Work to be completed -
Present each line of the entries below that holds the word "sample".

Raw data -
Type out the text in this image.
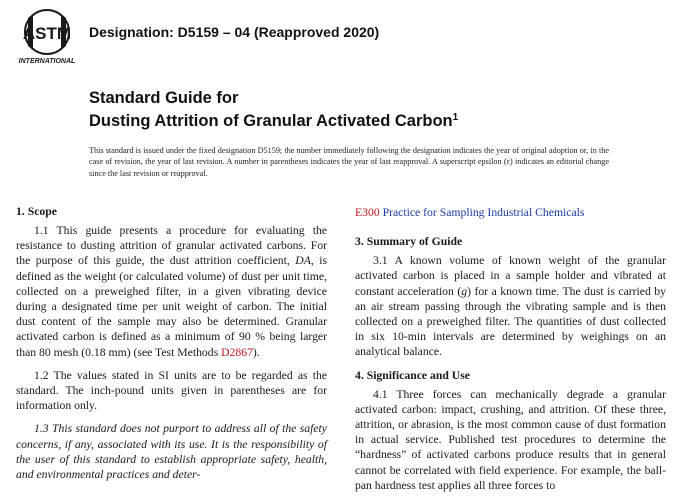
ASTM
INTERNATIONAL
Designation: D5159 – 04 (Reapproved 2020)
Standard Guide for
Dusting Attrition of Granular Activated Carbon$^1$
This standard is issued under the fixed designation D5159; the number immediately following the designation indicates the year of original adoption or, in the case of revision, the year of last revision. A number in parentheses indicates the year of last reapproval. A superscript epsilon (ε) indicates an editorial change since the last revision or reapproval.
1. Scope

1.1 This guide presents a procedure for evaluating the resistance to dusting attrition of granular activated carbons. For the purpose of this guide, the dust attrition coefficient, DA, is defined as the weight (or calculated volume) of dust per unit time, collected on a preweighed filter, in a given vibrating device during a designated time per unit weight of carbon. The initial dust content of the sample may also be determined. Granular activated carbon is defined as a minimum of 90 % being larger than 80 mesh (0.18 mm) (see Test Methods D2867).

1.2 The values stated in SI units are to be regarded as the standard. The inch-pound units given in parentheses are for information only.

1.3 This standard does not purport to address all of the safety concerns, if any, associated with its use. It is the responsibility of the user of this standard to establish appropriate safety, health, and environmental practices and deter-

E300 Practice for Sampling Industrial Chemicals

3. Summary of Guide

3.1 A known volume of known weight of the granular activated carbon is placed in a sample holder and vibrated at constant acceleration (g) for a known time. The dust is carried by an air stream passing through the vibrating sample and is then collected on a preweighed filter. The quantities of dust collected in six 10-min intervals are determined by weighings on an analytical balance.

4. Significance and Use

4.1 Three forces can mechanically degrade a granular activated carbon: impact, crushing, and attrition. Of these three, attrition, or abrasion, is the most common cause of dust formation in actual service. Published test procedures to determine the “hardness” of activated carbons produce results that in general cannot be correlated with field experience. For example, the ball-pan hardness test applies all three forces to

* * *

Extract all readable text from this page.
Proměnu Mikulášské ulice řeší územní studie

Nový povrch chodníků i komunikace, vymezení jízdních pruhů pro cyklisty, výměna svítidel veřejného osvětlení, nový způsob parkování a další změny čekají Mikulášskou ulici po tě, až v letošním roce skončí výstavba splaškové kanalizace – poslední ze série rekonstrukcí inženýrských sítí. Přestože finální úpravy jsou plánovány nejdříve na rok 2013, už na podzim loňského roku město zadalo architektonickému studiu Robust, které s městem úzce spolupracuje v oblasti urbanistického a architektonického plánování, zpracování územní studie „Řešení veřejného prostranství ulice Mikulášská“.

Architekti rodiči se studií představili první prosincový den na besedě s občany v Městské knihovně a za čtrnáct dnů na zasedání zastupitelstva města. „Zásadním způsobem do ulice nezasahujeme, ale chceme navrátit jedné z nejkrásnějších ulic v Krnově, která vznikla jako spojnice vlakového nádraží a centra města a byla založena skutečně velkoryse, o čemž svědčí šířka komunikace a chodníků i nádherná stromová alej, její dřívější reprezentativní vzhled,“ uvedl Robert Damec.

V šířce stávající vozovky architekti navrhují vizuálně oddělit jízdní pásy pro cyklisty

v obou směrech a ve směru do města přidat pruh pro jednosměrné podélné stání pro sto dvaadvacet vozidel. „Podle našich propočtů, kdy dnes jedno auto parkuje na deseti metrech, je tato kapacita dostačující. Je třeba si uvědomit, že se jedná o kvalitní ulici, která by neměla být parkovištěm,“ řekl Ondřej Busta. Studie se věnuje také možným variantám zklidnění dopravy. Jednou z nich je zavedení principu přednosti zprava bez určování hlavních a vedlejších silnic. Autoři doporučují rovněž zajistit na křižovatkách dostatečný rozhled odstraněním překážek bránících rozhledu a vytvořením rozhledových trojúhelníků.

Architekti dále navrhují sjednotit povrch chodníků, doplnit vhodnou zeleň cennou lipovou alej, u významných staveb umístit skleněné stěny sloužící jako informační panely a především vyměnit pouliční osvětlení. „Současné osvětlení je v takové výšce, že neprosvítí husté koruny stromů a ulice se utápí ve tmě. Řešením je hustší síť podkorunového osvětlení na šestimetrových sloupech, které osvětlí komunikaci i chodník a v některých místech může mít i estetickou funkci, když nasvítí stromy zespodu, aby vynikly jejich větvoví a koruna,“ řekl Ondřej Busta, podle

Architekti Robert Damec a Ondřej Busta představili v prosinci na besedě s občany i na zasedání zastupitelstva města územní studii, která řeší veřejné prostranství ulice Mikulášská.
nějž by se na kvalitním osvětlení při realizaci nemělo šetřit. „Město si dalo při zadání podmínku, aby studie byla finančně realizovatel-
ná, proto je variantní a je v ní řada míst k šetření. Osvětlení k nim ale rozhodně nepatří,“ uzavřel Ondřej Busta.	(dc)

Correct output -
1.1 This guide presents a procedure for evaluating the resistance to dusting attrition of granular activated carbons. For the purpose of this guide, the dust attrition coefficient, DA, is defined as the weight (or calculated volume) of dust per unit time, collected on a preweighed filter, in a given vibrating device during a designated time per unit weight of carbon. The initial dust content of the sample may also be determined. Granular activated carbon is defined as a minimum of 90 % being larger than 80 mesh (0.18 mm) (see Test Methods D2867).
3.1 A known volume of known weight of the granular activated carbon is placed in a sample holder and vibrated at constant acceleration (g) for a known time. The dust is carried by an air stream passing through the vibrating sample and is then collected on a preweighed filter. The quantities of dust collected in six 10-min intervals are determined by weighings on an analytical balance.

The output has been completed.